(Task description) Count each line in which the word "right" appears. Reply with the total and nothing more.

========

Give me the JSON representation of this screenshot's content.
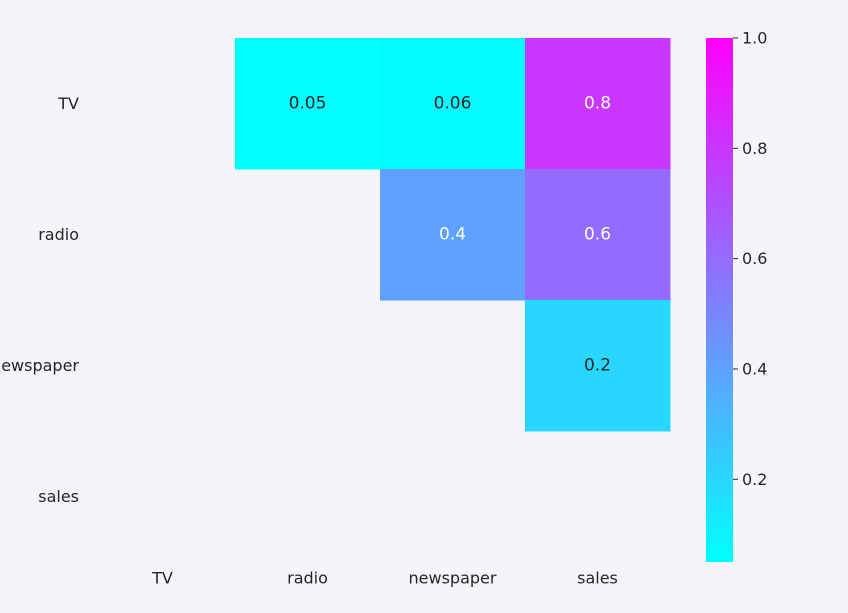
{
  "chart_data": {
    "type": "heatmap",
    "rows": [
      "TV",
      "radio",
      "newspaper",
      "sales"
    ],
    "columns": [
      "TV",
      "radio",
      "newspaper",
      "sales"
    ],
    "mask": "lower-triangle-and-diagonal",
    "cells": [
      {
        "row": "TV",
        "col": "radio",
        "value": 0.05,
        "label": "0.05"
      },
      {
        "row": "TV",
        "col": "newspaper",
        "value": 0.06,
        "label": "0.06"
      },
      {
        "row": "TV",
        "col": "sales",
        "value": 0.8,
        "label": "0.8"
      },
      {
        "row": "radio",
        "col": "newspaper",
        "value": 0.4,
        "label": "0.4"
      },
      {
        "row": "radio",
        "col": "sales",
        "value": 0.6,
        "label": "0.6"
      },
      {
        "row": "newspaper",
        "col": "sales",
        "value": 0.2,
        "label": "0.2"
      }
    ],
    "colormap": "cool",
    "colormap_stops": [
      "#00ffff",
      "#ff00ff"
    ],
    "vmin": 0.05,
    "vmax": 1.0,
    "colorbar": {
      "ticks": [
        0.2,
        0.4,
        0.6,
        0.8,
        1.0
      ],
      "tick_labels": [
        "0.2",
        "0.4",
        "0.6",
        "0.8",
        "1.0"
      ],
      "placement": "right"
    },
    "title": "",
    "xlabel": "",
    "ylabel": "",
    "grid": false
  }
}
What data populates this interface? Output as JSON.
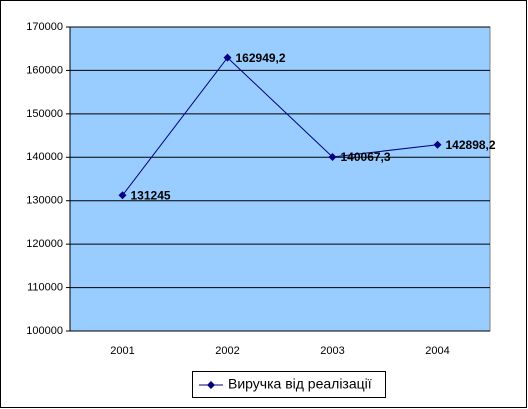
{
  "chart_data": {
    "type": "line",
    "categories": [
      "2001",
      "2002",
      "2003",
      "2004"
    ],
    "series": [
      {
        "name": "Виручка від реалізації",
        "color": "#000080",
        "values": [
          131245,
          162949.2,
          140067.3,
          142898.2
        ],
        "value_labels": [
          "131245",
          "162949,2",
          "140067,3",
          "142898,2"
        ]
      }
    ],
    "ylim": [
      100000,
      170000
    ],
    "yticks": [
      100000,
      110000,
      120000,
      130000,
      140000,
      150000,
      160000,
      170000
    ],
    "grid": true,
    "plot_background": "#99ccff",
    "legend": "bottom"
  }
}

========

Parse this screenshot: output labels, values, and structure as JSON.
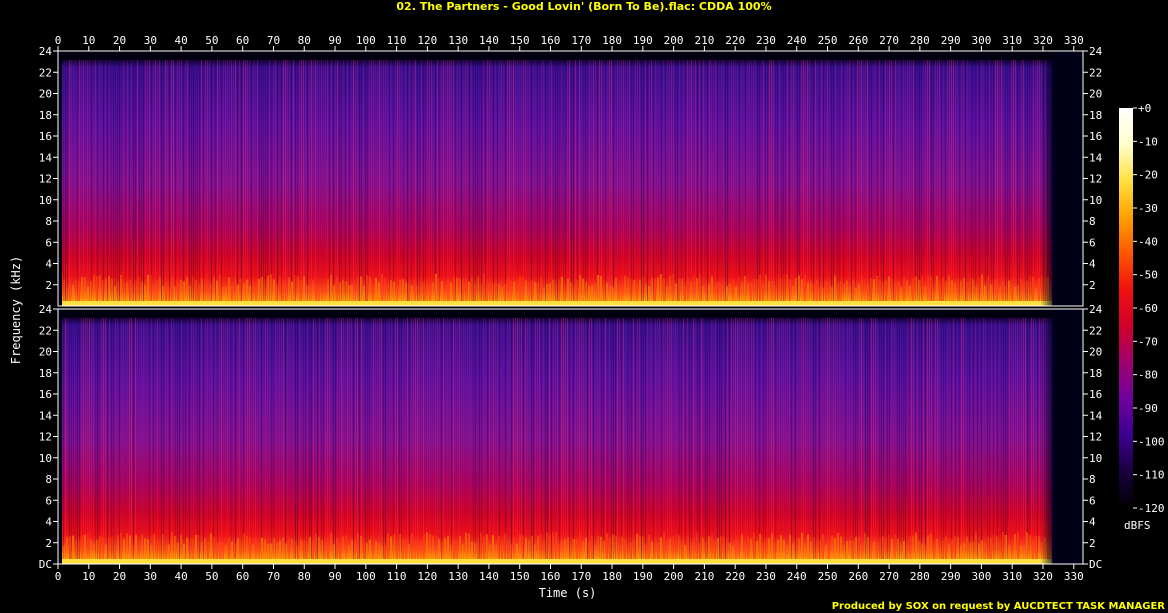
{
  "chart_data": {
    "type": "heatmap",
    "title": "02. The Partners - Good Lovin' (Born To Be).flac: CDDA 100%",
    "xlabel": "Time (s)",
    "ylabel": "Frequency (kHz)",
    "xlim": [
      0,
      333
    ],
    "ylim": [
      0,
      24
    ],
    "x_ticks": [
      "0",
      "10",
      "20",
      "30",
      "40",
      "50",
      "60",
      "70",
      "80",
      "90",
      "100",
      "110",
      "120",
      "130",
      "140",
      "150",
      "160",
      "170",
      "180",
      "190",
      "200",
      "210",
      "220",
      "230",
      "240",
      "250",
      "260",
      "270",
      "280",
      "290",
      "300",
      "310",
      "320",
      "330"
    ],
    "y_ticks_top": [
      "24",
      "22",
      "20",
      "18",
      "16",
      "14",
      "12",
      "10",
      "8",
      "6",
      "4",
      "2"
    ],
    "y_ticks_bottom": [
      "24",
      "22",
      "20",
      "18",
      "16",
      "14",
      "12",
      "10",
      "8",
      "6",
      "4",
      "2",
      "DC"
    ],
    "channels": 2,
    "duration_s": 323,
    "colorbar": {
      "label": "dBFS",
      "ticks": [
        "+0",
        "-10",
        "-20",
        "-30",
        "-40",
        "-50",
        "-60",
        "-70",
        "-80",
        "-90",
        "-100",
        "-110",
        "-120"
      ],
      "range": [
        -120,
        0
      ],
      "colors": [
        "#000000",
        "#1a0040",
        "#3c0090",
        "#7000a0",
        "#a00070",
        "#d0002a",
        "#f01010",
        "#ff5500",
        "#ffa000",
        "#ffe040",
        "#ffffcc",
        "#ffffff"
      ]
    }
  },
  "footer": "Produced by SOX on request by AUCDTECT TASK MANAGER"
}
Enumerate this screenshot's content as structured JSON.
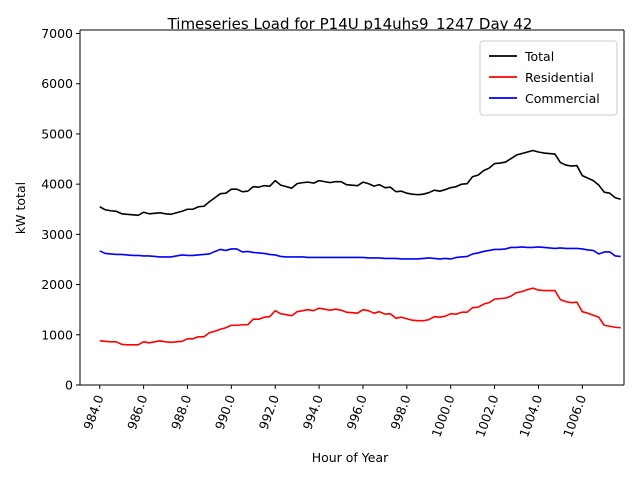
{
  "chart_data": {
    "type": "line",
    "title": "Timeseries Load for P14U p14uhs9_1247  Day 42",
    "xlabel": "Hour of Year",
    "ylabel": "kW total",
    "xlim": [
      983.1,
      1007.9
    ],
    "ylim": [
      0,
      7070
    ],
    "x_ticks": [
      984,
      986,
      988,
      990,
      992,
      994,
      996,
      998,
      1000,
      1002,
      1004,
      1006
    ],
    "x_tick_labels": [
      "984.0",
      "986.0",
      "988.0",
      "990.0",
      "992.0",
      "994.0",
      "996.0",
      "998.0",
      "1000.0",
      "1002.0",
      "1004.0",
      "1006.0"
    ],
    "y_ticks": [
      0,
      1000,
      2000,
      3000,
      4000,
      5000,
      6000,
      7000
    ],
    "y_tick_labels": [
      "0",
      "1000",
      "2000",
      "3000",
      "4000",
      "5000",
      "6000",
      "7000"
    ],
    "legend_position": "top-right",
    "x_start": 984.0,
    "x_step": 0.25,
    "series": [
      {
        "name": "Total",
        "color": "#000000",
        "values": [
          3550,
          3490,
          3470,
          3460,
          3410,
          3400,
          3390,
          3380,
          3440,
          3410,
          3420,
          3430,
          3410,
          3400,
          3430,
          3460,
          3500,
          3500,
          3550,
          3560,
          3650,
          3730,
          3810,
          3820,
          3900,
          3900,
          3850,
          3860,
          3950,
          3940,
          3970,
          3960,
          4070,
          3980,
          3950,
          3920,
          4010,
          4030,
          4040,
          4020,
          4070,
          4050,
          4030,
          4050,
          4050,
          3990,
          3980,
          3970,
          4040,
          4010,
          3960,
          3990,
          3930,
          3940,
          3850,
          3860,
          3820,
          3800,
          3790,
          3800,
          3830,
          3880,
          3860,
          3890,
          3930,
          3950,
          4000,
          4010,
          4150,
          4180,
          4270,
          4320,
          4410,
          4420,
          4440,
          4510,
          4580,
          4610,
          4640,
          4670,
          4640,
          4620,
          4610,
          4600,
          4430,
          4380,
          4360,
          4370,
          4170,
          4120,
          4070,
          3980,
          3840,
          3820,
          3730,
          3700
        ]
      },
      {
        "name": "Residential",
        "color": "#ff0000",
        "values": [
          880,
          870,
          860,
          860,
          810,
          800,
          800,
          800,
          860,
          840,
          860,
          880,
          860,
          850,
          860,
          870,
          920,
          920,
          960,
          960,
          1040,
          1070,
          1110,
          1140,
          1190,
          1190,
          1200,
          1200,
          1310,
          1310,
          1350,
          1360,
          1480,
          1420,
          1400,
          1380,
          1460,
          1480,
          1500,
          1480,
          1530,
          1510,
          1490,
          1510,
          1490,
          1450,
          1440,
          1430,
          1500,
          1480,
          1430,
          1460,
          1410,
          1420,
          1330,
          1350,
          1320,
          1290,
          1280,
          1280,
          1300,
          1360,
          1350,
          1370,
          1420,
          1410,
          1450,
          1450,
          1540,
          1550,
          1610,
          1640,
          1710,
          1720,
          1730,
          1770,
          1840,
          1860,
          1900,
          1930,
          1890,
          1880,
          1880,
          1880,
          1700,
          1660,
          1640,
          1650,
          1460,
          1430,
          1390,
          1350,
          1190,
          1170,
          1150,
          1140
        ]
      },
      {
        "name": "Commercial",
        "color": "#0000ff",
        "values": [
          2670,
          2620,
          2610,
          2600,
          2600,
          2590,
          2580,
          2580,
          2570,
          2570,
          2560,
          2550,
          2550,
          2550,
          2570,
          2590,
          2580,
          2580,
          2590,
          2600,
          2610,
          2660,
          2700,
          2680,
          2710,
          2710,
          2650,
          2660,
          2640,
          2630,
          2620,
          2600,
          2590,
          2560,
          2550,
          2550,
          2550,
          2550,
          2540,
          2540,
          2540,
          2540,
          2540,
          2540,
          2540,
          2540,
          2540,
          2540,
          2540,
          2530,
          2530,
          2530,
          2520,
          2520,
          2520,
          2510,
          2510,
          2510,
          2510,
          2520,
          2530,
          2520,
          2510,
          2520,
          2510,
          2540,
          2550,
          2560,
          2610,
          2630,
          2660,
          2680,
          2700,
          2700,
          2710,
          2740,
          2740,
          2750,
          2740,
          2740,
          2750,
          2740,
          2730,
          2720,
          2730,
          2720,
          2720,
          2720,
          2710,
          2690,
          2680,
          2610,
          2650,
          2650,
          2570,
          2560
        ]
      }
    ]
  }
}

========

(The result) 2